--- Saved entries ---

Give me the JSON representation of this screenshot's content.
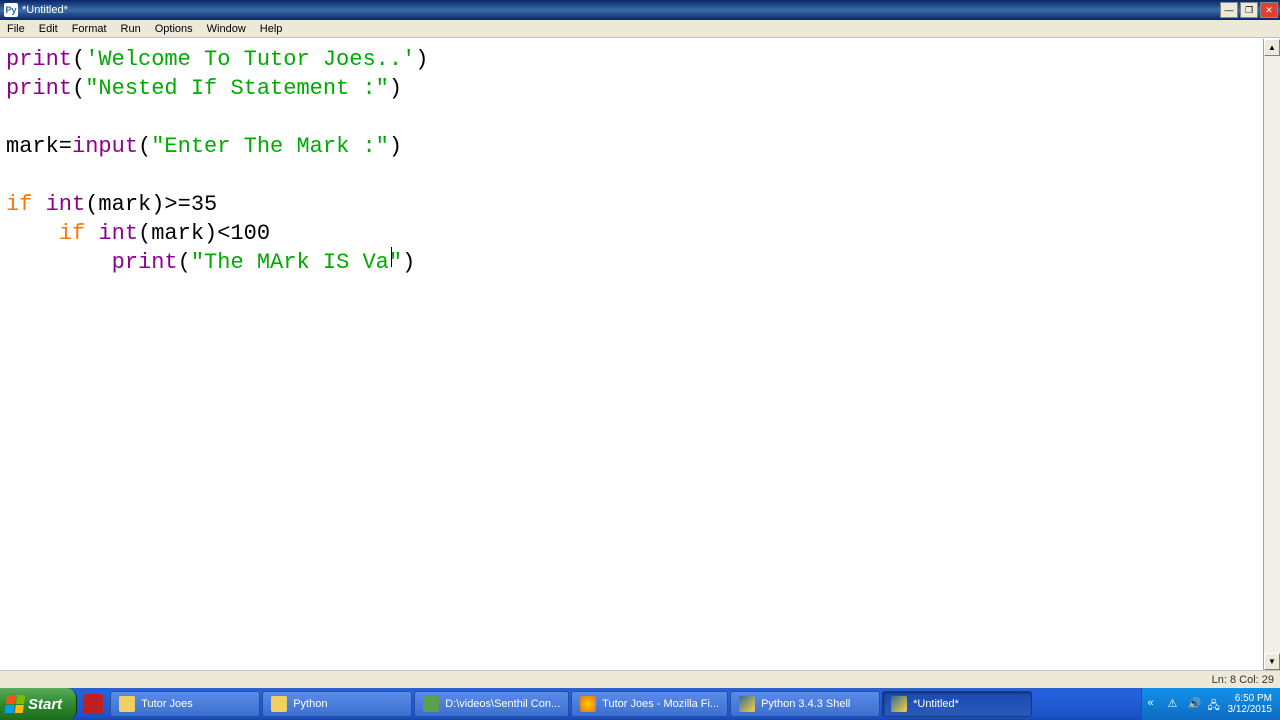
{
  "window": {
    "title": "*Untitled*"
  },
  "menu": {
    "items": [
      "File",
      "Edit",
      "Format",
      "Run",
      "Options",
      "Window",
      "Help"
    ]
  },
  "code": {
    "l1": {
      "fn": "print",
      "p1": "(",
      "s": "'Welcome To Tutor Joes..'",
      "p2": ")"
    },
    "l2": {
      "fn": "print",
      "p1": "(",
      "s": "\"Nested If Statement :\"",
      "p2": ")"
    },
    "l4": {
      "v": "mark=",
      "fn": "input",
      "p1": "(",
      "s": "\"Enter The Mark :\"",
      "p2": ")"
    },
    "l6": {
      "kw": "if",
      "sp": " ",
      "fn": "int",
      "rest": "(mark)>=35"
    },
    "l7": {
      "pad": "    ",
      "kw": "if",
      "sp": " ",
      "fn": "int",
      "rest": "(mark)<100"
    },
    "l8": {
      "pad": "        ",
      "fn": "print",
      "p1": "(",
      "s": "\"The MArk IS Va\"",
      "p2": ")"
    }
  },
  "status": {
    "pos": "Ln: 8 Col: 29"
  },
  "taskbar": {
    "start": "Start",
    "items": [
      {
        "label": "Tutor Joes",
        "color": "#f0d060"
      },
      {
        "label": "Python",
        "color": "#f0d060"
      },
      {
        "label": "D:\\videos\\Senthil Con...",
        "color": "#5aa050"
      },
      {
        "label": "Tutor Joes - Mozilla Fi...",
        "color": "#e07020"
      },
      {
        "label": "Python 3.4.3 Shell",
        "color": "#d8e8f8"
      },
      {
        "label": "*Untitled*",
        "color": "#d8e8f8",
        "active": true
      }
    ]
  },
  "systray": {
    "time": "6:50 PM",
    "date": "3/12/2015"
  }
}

--- EXERCISE GOAL ---
Where a line of the material above holds the string "Python", copy that line.

--- COMPLETE RESPONSE ---
        "label": "Python",
        "label": "Python 3.4.3 Shell",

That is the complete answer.